■ **EXERCISE TASK**: Rewrite every entry below, changing each "interactable" to "clickable" and keeping everything else the same. Leave the pictures out of your answer.

Box coordinate listings:
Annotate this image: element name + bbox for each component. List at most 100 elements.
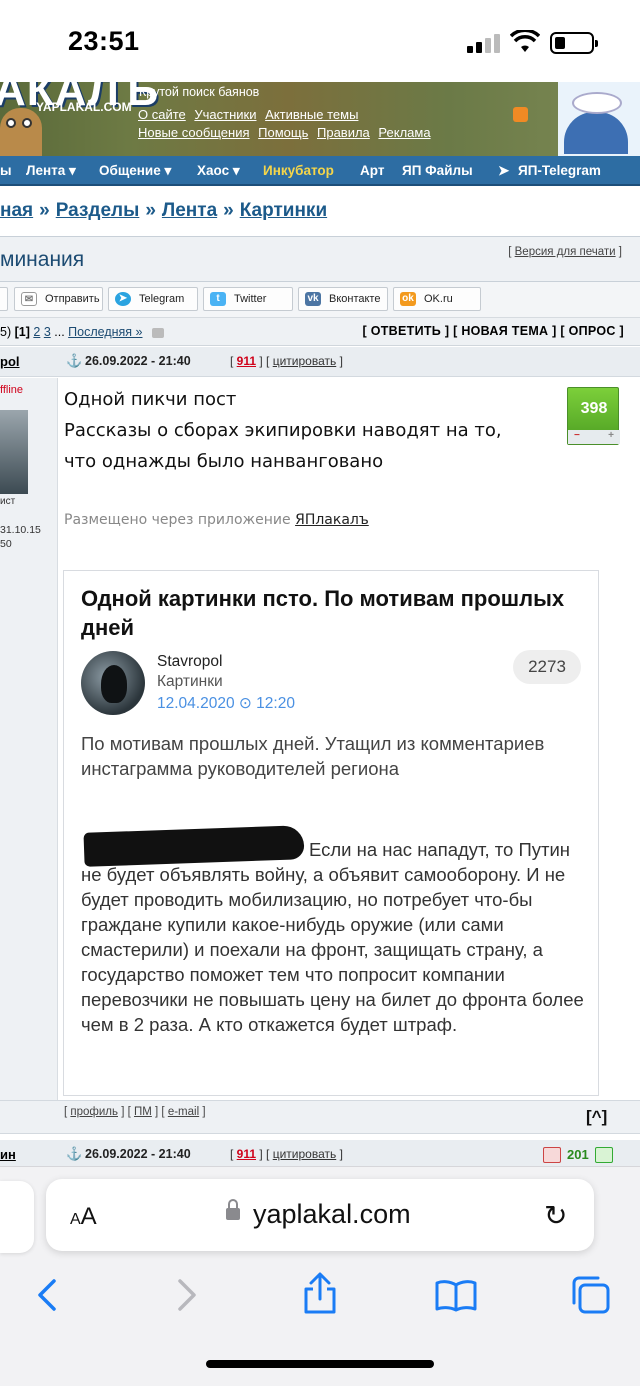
topic-header: минания [ Версия для печати ]: [0, 236, 640, 282]
nav-item-feed[interactable]: Лента ▾: [26, 163, 76, 179]
telegram-icon: ➤: [498, 163, 510, 178]
email-link[interactable]: e-mail: [168, 1106, 199, 1118]
pagination-bar: 5) [1] 2 3 ... Последняя » [ ОТВЕТИТЬ ] …: [0, 318, 640, 346]
user-reg-date: 31.10.15: [0, 524, 41, 536]
thumb-up-icon[interactable]: [594, 1146, 613, 1163]
post-text-line: что однажды было нанвангованo: [64, 451, 384, 472]
image-avatar: [81, 651, 145, 715]
battery-icon: [550, 32, 598, 54]
print-version-link[interactable]: Версия для печати: [515, 246, 616, 258]
post-header: pol ⚓ 26.09.2022 - 21:40 [ 911 ] [ цитир…: [0, 347, 640, 377]
print-version: [ Версия для печати ]: [508, 246, 622, 258]
header-links-row1: О сайте Участники Активные темы: [138, 107, 363, 122]
nav-item-telegram[interactable]: ЯП-Telegram: [518, 163, 601, 178]
site-logo-sub: YAPLAKAL.COM: [36, 100, 132, 114]
breadcrumb-home[interactable]: ная: [0, 200, 33, 221]
post-score-value: 201: [567, 1147, 589, 1163]
breadcrumb-pictures[interactable]: Картинки: [240, 200, 327, 221]
image-date: 12.04.2020 ⊙ 12:20: [157, 695, 295, 712]
bookmarks-icon[interactable]: [434, 1279, 478, 1313]
back-icon[interactable]: [34, 1277, 60, 1313]
image-username: Stavropol: [157, 653, 223, 670]
clock: 23:51: [68, 26, 140, 56]
ads-link[interactable]: Реклама: [378, 125, 430, 140]
pagination: 5) [1] 2 3 ... Последняя »: [0, 325, 164, 339]
new-messages-link[interactable]: Новые сообщения: [138, 125, 250, 140]
home-indicator: [206, 1360, 434, 1368]
topic-actions[interactable]: [ ОТВЕТИТЬ ] [ НОВАЯ ТЕМА ] [ ОПРОС ]: [362, 324, 624, 338]
page-link-3[interactable]: 3: [44, 325, 51, 339]
share-twitter-button[interactable]: t Twitter: [203, 287, 293, 311]
mail-icon: ✉: [21, 292, 37, 306]
post-meta: [ 911 ] [ цитировать ]: [230, 1147, 343, 1161]
vote-up-button[interactable]: +: [608, 430, 614, 441]
post-date: 26.09.2022 - 21:40: [85, 1147, 191, 1161]
anchor-icon[interactable]: ⚓: [66, 1146, 82, 1162]
reload-icon[interactable]: ↻: [544, 1199, 567, 1232]
site-header: АКАЛЪ YAPLAKAL.COM Крутой поиск баянов О…: [0, 82, 640, 156]
vote-down-button[interactable]: −: [574, 430, 580, 441]
active-topics-link[interactable]: Активные темы: [265, 107, 358, 122]
user-status: ffline: [0, 384, 24, 396]
anchor-icon[interactable]: ⚓: [66, 353, 82, 369]
quote-link[interactable]: цитировать: [273, 1147, 337, 1161]
post-author[interactable]: ин: [0, 1147, 16, 1162]
wifi-icon: [510, 30, 540, 52]
page-link-2[interactable]: 2: [33, 325, 40, 339]
share-vk-button[interactable]: vk Вконтакте: [298, 287, 388, 311]
page-jump-icon[interactable]: [151, 327, 164, 338]
avatar[interactable]: [0, 410, 28, 494]
nav-item-home[interactable]: ы: [0, 163, 12, 178]
ok-icon: ok: [400, 292, 416, 306]
last-page-link[interactable]: Последняя »: [68, 325, 142, 339]
nav-item-files[interactable]: ЯП Файлы: [402, 163, 473, 178]
header-links-row2: Новые сообщения Помощь Правила Реклама: [138, 125, 436, 140]
nav-item-chaos[interactable]: Хаос ▾: [197, 163, 240, 179]
nav-item-art[interactable]: Арт: [360, 163, 384, 178]
help-link[interactable]: Помощь: [258, 125, 308, 140]
url-text[interactable]: yaplakal.com: [253, 1199, 411, 1230]
image-category: Картинки: [157, 673, 223, 690]
breadcrumb-feed[interactable]: Лента: [162, 200, 217, 221]
post-text-line: Одной пикчи пост: [64, 389, 237, 410]
address-bar[interactable]: AA yaplakal.com ↻: [46, 1179, 594, 1251]
share-button-partial[interactable]: [0, 287, 8, 311]
profile-link[interactable]: профиль: [70, 1106, 118, 1118]
post-footer: [ профиль ] [ ПМ ] [ e-mail ] [^]: [0, 1100, 640, 1134]
current-page: [1]: [14, 325, 30, 339]
about-link[interactable]: О сайте: [138, 107, 186, 122]
share-ok-button[interactable]: ok OK.ru: [393, 287, 481, 311]
rss-icon[interactable]: [513, 107, 528, 122]
nav-item-incubator[interactable]: Инкубатор: [263, 163, 334, 178]
rules-link[interactable]: Правила: [317, 125, 370, 140]
post-image[interactable]: Одной картинки псто. По мотивам прошлых …: [63, 570, 599, 1096]
post-author[interactable]: pol: [0, 354, 20, 369]
image-intro-text: По мотивам прошлых дней. Утащил из комме…: [81, 733, 545, 779]
site-tagline: Крутой поиск баянов: [139, 85, 260, 99]
image-count-badge: 2273: [513, 650, 581, 684]
share-mail-button[interactable]: ✉ Отправить: [14, 287, 103, 311]
post-number[interactable]: 911: [237, 354, 256, 368]
twitter-icon: t: [210, 292, 226, 306]
thumb-down-icon[interactable]: [543, 1146, 561, 1163]
nav-item-social[interactable]: Общение ▾: [99, 163, 171, 179]
cellular-signal-icon: [467, 33, 501, 53]
image-title: Одной картинки псто. По мотивам прошлых …: [81, 586, 565, 640]
tabs-icon[interactable]: [570, 1275, 612, 1315]
pm-link[interactable]: ПМ: [134, 1106, 152, 1118]
members-link[interactable]: Участники: [194, 107, 256, 122]
scroll-top-link[interactable]: [^]: [586, 1107, 607, 1127]
previous-tab-peek[interactable]: [0, 1181, 34, 1253]
share-icon[interactable]: [300, 1271, 340, 1315]
page-settings-button[interactable]: AA: [70, 1203, 97, 1231]
topic-title: минания: [0, 248, 85, 271]
mascot-image: [558, 82, 640, 156]
post-number[interactable]: 911: [237, 1147, 256, 1161]
post-text-line: Рассказы о сборах экипировки наводят на …: [64, 420, 502, 441]
breadcrumb-sections[interactable]: Разделы: [56, 200, 140, 221]
lock-icon: [226, 1199, 240, 1223]
quote-link[interactable]: цитировать: [273, 354, 337, 368]
share-telegram-button[interactable]: ➤ Telegram: [108, 287, 198, 311]
forward-icon[interactable]: [174, 1277, 200, 1313]
app-link[interactable]: ЯПлакалъ: [295, 512, 369, 528]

■ **OUTPUT OF THE EXERCISE**:
Annotate this image: element name + bbox for each component. List at most 100 elements.
topic-header: минания [ Версия для печати ]: [0, 236, 640, 282]
nav-item-feed[clickable]: Лента ▾: [26, 163, 76, 179]
telegram-icon: ➤: [498, 163, 510, 178]
email-link[clickable]: e-mail: [168, 1106, 199, 1118]
pagination-bar: 5) [1] 2 3 ... Последняя » [ ОТВЕТИТЬ ] …: [0, 318, 640, 346]
user-reg-date: 31.10.15: [0, 524, 41, 536]
thumb-up-icon[clickable]: [594, 1146, 613, 1163]
post-text-line: что однажды было нанвангованo: [64, 451, 384, 472]
image-avatar: [81, 651, 145, 715]
battery-icon: [550, 32, 598, 54]
print-version-link[clickable]: Версия для печати: [515, 246, 616, 258]
post-header: pol ⚓ 26.09.2022 - 21:40 [ 911 ] [ цитир…: [0, 347, 640, 377]
print-version: [ Версия для печати ]: [508, 246, 622, 258]
header-links-row1: О сайте Участники Активные темы: [138, 107, 363, 122]
nav-item-telegram[clickable]: ЯП-Telegram: [518, 163, 601, 178]
site-logo-sub: YAPLAKAL.COM: [36, 100, 132, 114]
breadcrumb-home[clickable]: ная: [0, 200, 33, 221]
post-score-value: 201: [567, 1147, 589, 1163]
breadcrumb-pictures[clickable]: Картинки: [240, 200, 327, 221]
image-date: 12.04.2020 ⊙ 12:20: [157, 695, 295, 712]
bookmarks-icon[clickable]: [434, 1279, 478, 1313]
back-icon[clickable]: [34, 1277, 60, 1313]
image-username: Stavropol: [157, 653, 223, 670]
clock: 23:51: [68, 26, 140, 56]
ads-link[clickable]: Реклама: [378, 125, 430, 140]
pagination: 5) [1] 2 3 ... Последняя »: [0, 325, 164, 339]
new-messages-link[clickable]: Новые сообщения: [138, 125, 250, 140]
home-indicator: [206, 1360, 434, 1368]
topic-actions[clickable]: [ ОТВЕТИТЬ ] [ НОВАЯ ТЕМА ] [ ОПРОС ]: [362, 324, 624, 338]
page-link-3[clickable]: 3: [44, 325, 51, 339]
share-twitter-button[clickable]: t Twitter: [203, 287, 293, 311]
mail-icon: ✉: [21, 292, 37, 306]
post-meta: [ 911 ] [ цитировать ]: [230, 1147, 343, 1161]
vote-up-button[clickable]: +: [608, 430, 614, 441]
post-date: 26.09.2022 - 21:40: [85, 1147, 191, 1161]
anchor-icon[clickable]: ⚓: [66, 1146, 82, 1162]
reload-icon[clickable]: ↻: [544, 1199, 567, 1232]
site-header: АКАЛЪ YAPLAKAL.COM Крутой поиск баянов О…: [0, 82, 640, 156]
vote-down-button[clickable]: −: [574, 430, 580, 441]
active-topics-link[clickable]: Активные темы: [265, 107, 358, 122]
user-status: ffline: [0, 384, 24, 396]
anchor-icon[clickable]: ⚓: [66, 353, 82, 369]
quote-link[clickable]: цитировать: [273, 1147, 337, 1161]
post-author[clickable]: ин: [0, 1147, 16, 1162]
wifi-icon: [510, 30, 540, 52]
page-link-2[clickable]: 2: [33, 325, 40, 339]
share-vk-button[clickable]: vk Вконтакте: [298, 287, 388, 311]
page-jump-icon[clickable]: [151, 327, 164, 338]
avatar[clickable]: [0, 410, 28, 494]
nav-item-home[clickable]: ы: [0, 163, 12, 178]
ok-icon: ok: [400, 292, 416, 306]
last-page-link[clickable]: Последняя »: [68, 325, 142, 339]
nav-item-files[clickable]: ЯП Файлы: [402, 163, 473, 178]
header-links-row2: Новые сообщения Помощь Правила Реклама: [138, 125, 436, 140]
nav-item-chaos[clickable]: Хаос ▾: [197, 163, 240, 179]
nav-item-art[clickable]: Арт: [360, 163, 384, 178]
help-link[clickable]: Помощь: [258, 125, 308, 140]
url-text[clickable]: yaplakal.com: [253, 1199, 411, 1230]
image-category: Картинки: [157, 673, 223, 690]
breadcrumb-feed[clickable]: Лента: [162, 200, 217, 221]
post-text-line: Одной пикчи пост: [64, 389, 237, 410]
address-bar[clickable]: AA yaplakal.com ↻: [46, 1179, 594, 1251]
share-button-partial[clickable]: [0, 287, 8, 311]
profile-link[clickable]: профиль: [70, 1106, 118, 1118]
post-footer: [ профиль ] [ ПМ ] [ e-mail ] [^]: [0, 1100, 640, 1134]
current-page: [1]: [14, 325, 30, 339]
about-link[clickable]: О сайте: [138, 107, 186, 122]
share-ok-button[clickable]: ok OK.ru: [393, 287, 481, 311]
rss-icon[clickable]: [513, 107, 528, 122]
nav-item-incubator[clickable]: Инкубатор: [263, 163, 334, 178]
rules-link[clickable]: Правила: [317, 125, 370, 140]
post-image[clickable]: Одной картинки псто. По мотивам прошлых …: [63, 570, 599, 1096]
post-author[clickable]: pol: [0, 354, 20, 369]
image-intro-text: По мотивам прошлых дней. Утащил из комме…: [81, 733, 545, 779]
site-tagline: Крутой поиск баянов: [139, 85, 260, 99]
image-count-badge: 2273: [513, 650, 581, 684]
share-mail-button[clickable]: ✉ Отправить: [14, 287, 103, 311]
post-number[clickable]: 911: [237, 354, 256, 368]
twitter-icon: t: [210, 292, 226, 306]
thumb-down-icon[clickable]: [543, 1146, 561, 1163]
nav-item-social[clickable]: Общение ▾: [99, 163, 171, 179]
cellular-signal-icon: [467, 33, 501, 53]
image-title: Одной картинки псто. По мотивам прошлых …: [81, 586, 565, 640]
tabs-icon[clickable]: [570, 1275, 612, 1315]
pm-link[clickable]: ПМ: [134, 1106, 152, 1118]
members-link[clickable]: Участники: [194, 107, 256, 122]
scroll-top-link[clickable]: [^]: [586, 1107, 607, 1127]
previous-tab-peek[clickable]: [0, 1181, 34, 1253]
share-icon[clickable]: [300, 1271, 340, 1315]
page-settings-button[clickable]: AA: [70, 1203, 97, 1231]
topic-title: минания: [0, 248, 85, 271]
mascot-image: [558, 82, 640, 156]
post-number[clickable]: 911: [237, 1147, 256, 1161]
post-text-line: Рассказы о сборах экипировки наводят на …: [64, 420, 502, 441]
breadcrumb-sections[clickable]: Разделы: [56, 200, 140, 221]
lock-icon: [226, 1199, 240, 1223]
quote-link[clickable]: цитировать: [273, 354, 337, 368]
share-telegram-button[clickable]: ➤ Telegram: [108, 287, 198, 311]
forward-icon[clickable]: [174, 1277, 200, 1313]
app-link[clickable]: ЯПлакалъ: [295, 512, 369, 528]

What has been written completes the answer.